#### Working data

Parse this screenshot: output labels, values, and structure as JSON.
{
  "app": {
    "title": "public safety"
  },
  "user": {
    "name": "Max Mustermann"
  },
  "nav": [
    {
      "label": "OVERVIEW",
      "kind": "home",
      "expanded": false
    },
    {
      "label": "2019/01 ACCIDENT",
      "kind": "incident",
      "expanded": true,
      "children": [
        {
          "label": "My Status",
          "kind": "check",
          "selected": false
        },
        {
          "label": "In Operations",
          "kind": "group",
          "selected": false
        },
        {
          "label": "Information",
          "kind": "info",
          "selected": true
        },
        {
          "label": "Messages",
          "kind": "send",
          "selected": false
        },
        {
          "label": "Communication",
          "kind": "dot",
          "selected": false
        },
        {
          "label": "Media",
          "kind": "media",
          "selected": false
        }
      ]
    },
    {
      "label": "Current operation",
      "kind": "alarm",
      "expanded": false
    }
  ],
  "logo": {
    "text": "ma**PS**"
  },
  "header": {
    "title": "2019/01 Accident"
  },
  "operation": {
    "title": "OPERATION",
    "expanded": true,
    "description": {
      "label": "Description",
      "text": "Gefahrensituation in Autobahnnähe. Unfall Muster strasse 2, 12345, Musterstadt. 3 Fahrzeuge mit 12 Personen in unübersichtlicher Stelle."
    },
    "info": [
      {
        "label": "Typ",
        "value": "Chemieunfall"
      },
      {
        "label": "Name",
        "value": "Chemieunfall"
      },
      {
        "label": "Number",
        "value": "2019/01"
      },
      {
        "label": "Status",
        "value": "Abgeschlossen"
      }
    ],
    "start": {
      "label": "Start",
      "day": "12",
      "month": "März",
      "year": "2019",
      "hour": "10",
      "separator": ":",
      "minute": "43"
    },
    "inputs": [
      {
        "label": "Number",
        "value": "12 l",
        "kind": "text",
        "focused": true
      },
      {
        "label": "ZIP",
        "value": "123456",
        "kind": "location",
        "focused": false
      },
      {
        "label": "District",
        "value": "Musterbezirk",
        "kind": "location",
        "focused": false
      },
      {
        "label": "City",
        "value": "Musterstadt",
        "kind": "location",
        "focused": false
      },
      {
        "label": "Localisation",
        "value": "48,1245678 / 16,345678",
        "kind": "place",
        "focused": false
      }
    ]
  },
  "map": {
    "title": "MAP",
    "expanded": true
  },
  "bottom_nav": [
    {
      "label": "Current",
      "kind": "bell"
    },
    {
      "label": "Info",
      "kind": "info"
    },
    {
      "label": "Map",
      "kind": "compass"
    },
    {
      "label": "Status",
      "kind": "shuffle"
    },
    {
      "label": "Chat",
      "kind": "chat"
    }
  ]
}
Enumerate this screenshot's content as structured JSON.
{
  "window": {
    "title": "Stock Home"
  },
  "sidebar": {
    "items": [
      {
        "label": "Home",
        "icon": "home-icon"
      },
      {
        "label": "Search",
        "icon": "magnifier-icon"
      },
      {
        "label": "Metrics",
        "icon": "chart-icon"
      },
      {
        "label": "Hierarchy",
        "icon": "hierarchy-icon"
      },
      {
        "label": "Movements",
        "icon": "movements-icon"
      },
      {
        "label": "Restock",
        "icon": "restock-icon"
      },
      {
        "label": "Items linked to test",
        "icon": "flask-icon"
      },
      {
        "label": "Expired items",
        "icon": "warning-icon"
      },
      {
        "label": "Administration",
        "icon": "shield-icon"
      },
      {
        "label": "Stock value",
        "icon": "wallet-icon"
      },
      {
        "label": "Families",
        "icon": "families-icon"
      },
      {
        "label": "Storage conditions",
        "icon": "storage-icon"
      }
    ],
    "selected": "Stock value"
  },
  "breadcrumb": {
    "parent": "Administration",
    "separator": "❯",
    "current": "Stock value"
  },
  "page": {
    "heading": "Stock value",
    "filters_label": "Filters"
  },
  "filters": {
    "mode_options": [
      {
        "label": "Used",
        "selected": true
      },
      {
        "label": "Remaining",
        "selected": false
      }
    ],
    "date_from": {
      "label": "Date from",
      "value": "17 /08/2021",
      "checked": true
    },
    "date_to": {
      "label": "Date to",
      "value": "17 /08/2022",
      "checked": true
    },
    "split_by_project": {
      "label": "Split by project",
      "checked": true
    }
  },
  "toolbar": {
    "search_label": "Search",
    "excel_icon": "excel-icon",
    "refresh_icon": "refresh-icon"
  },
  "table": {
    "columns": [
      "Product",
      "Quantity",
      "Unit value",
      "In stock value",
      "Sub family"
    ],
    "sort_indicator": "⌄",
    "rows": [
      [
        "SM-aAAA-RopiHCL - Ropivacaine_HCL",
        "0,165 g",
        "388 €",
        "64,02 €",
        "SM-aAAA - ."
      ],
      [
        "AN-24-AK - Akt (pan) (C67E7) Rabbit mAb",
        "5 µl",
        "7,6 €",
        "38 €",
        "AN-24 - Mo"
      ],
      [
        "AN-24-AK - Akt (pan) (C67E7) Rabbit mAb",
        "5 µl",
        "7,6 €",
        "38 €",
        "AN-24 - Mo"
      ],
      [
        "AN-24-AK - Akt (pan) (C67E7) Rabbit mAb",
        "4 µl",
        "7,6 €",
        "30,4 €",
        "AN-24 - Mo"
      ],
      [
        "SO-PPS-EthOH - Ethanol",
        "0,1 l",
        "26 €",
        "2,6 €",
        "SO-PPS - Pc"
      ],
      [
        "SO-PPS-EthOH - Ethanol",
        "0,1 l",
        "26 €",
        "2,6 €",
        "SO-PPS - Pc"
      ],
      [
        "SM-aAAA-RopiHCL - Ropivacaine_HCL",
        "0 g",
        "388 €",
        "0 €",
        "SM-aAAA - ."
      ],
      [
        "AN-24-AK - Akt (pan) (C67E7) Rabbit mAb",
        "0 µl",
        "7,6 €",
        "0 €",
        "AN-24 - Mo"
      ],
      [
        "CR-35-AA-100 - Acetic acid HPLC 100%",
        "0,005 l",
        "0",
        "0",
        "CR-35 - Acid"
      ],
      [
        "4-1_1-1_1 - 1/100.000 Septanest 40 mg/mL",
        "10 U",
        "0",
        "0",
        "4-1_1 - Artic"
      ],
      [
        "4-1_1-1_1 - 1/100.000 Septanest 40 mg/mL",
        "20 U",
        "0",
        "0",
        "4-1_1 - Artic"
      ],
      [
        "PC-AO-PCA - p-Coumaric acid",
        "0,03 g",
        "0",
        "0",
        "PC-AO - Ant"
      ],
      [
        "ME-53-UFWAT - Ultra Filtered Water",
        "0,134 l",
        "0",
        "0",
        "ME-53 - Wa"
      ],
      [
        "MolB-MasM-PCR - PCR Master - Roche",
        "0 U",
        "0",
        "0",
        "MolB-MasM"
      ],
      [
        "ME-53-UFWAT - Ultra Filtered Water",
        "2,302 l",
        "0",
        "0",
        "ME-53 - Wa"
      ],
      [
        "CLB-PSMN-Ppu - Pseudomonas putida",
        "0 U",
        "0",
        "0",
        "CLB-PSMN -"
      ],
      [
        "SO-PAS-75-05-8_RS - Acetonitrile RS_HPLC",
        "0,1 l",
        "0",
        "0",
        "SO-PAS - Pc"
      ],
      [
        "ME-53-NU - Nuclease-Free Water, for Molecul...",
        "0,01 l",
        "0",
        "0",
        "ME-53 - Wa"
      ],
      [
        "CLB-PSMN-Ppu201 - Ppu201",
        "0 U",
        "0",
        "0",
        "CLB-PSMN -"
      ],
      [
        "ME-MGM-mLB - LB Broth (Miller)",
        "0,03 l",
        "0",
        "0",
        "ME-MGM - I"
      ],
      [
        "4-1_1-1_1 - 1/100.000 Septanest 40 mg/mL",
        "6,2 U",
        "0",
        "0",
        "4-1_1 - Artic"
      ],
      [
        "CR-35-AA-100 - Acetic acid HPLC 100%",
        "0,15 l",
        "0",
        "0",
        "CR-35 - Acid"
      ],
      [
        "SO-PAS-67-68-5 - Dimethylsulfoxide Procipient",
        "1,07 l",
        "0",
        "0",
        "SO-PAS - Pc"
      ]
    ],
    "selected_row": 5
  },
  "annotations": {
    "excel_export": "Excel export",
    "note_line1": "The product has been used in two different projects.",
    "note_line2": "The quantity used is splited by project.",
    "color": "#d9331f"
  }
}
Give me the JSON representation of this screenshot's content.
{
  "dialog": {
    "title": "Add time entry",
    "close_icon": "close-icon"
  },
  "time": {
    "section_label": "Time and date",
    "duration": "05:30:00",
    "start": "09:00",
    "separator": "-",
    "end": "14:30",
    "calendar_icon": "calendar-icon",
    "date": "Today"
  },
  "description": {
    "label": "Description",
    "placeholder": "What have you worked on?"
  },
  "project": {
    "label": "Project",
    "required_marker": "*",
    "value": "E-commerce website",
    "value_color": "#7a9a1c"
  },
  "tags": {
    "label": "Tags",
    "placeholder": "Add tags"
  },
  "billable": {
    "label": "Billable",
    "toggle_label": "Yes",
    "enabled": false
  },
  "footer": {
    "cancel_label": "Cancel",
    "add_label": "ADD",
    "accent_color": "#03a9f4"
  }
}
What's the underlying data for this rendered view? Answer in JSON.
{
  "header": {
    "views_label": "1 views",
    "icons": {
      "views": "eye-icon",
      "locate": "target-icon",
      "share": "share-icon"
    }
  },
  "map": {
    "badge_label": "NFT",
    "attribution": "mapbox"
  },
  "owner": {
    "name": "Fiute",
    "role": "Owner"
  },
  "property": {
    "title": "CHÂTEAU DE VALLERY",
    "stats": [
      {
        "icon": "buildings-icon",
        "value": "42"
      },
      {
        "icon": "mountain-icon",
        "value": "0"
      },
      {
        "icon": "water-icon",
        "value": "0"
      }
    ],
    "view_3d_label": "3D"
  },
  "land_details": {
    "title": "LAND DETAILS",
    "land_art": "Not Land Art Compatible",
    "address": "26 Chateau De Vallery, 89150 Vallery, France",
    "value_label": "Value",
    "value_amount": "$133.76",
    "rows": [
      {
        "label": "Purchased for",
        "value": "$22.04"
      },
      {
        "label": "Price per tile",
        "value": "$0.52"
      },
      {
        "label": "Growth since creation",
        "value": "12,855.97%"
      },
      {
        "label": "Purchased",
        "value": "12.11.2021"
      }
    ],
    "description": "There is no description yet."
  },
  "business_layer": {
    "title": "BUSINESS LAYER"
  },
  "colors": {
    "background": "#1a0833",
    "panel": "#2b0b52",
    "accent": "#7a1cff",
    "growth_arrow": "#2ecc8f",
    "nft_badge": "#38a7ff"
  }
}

########

### The task
Where a line above includes "true", copy that line.

### Answer in full
      "expanded": true,
          "selected": true
    "expanded": true,
        "focused": true
    "expanded": true
        "selected": true
      "checked": true
      "checked": true
      "checked": true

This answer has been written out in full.